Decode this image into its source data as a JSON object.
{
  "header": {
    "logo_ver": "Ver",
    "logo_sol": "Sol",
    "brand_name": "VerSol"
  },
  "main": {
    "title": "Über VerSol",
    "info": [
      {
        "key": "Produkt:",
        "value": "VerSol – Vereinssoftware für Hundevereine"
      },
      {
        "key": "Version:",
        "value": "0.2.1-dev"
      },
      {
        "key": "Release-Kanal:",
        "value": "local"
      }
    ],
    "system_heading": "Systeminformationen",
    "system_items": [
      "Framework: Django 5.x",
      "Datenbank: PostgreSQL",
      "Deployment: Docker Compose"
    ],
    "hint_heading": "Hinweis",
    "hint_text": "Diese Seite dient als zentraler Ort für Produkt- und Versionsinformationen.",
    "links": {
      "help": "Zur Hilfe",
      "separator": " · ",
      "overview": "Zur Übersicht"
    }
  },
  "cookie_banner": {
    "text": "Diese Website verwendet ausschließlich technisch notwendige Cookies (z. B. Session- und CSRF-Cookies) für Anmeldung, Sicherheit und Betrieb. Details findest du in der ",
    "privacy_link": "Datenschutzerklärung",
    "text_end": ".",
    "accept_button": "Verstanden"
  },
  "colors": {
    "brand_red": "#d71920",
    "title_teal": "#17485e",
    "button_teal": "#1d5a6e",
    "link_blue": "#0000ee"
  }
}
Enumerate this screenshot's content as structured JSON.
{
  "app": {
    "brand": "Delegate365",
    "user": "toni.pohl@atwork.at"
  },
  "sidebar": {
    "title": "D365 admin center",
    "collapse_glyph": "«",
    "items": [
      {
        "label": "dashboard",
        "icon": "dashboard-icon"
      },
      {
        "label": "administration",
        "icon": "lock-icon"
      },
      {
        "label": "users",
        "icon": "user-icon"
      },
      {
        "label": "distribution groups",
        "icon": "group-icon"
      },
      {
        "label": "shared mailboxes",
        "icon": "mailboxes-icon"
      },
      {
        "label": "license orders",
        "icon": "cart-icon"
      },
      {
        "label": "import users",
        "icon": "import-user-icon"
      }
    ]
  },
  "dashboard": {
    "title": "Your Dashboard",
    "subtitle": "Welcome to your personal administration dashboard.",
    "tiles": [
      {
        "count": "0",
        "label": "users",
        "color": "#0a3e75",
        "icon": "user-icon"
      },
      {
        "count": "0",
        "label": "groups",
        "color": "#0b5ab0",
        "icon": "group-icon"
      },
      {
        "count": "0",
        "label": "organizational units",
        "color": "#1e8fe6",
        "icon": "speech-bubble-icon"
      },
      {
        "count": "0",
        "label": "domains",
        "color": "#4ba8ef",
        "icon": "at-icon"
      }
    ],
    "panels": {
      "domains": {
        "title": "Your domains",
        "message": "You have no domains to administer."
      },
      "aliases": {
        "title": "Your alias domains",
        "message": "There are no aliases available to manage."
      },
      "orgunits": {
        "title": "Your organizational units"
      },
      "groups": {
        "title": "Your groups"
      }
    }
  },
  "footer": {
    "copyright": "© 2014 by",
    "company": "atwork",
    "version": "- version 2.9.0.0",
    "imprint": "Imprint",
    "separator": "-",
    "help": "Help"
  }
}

^^^^

● **Work instructions**
Which lines hold the word "value"? Copy all of them.

● **Full solution**
        "value": "VerSol – Vereinssoftware für Hundevereine"
        "value": "0.2.1-dev"
        "value": "local"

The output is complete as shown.